**PROBLEM TO SOLVE**
Filter the data below for the string "разложив" and copy each matching line.

**RAW DATA**
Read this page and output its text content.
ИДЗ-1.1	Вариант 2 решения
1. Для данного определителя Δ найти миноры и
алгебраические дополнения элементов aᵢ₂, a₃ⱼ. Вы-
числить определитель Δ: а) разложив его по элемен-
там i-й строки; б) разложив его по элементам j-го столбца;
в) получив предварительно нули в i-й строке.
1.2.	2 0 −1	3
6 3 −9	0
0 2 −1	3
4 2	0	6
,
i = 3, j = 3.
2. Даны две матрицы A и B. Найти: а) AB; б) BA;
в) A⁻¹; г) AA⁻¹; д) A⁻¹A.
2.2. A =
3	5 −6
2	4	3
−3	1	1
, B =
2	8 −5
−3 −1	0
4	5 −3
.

...

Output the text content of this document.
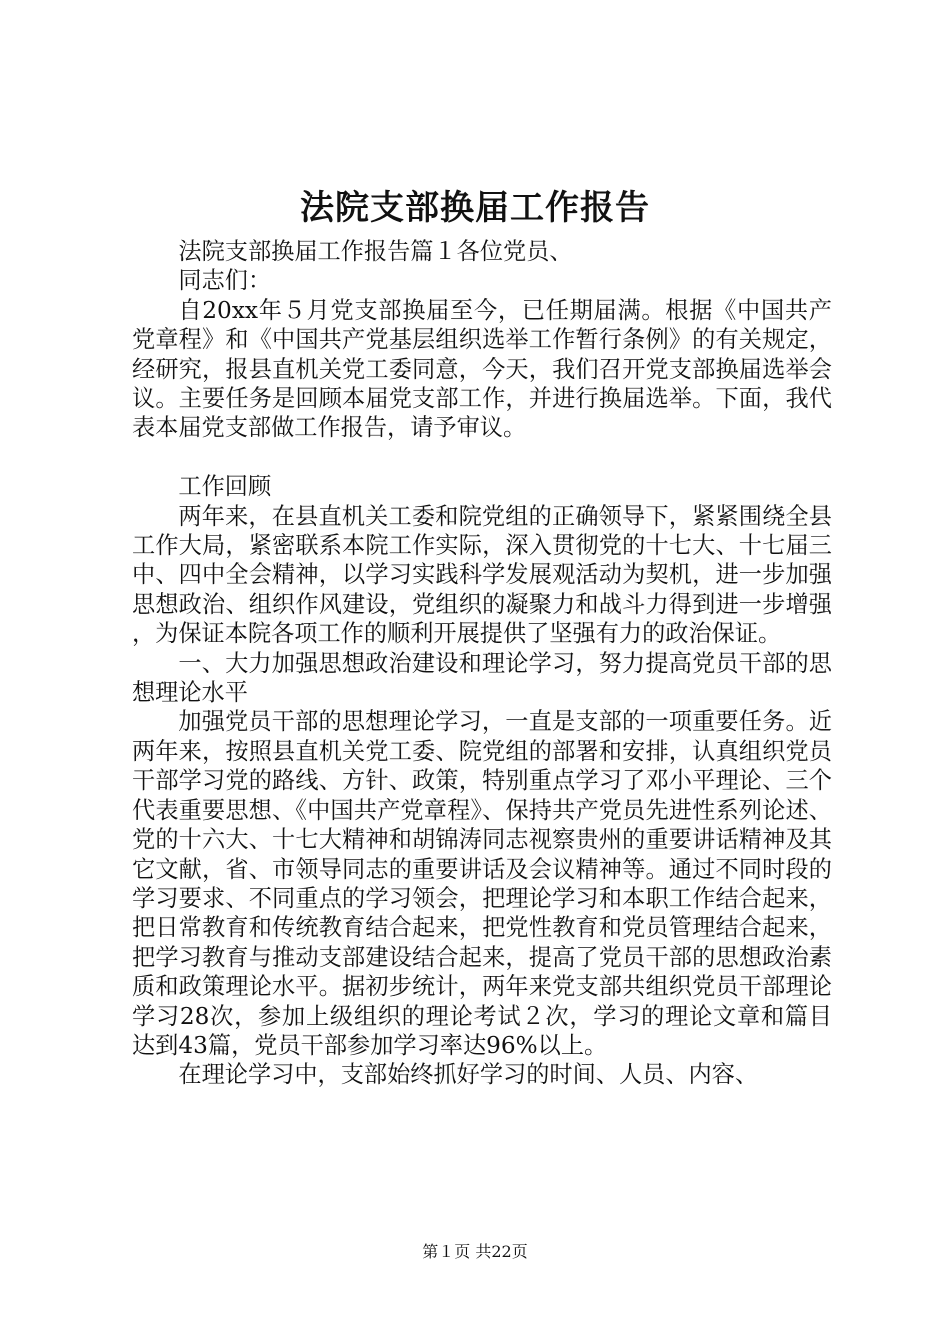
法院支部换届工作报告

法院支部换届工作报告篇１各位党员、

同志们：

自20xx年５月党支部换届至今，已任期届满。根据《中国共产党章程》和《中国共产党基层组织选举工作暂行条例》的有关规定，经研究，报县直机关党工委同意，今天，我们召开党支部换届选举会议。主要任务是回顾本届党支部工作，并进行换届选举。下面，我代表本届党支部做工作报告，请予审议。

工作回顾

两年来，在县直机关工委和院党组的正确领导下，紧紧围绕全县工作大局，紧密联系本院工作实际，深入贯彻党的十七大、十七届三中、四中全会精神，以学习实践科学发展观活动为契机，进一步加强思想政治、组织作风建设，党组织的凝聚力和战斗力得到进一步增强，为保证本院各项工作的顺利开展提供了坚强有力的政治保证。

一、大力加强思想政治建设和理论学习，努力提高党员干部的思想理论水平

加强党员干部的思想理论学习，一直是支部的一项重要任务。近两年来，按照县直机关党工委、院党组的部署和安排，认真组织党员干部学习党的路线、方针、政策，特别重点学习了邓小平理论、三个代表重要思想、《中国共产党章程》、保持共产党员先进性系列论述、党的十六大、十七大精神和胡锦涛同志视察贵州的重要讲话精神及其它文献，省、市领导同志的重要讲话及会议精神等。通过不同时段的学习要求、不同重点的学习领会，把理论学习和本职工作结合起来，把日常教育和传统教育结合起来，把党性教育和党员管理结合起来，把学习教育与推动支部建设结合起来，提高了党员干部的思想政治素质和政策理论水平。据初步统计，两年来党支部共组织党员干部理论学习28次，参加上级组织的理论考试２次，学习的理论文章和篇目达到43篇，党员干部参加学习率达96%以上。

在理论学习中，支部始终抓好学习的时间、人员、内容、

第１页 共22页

**TASK RESPONSE**
числить определитель Δ: а) разложив его по элемен-
там i-й строки; б) разложив его по элементам j-го столбца;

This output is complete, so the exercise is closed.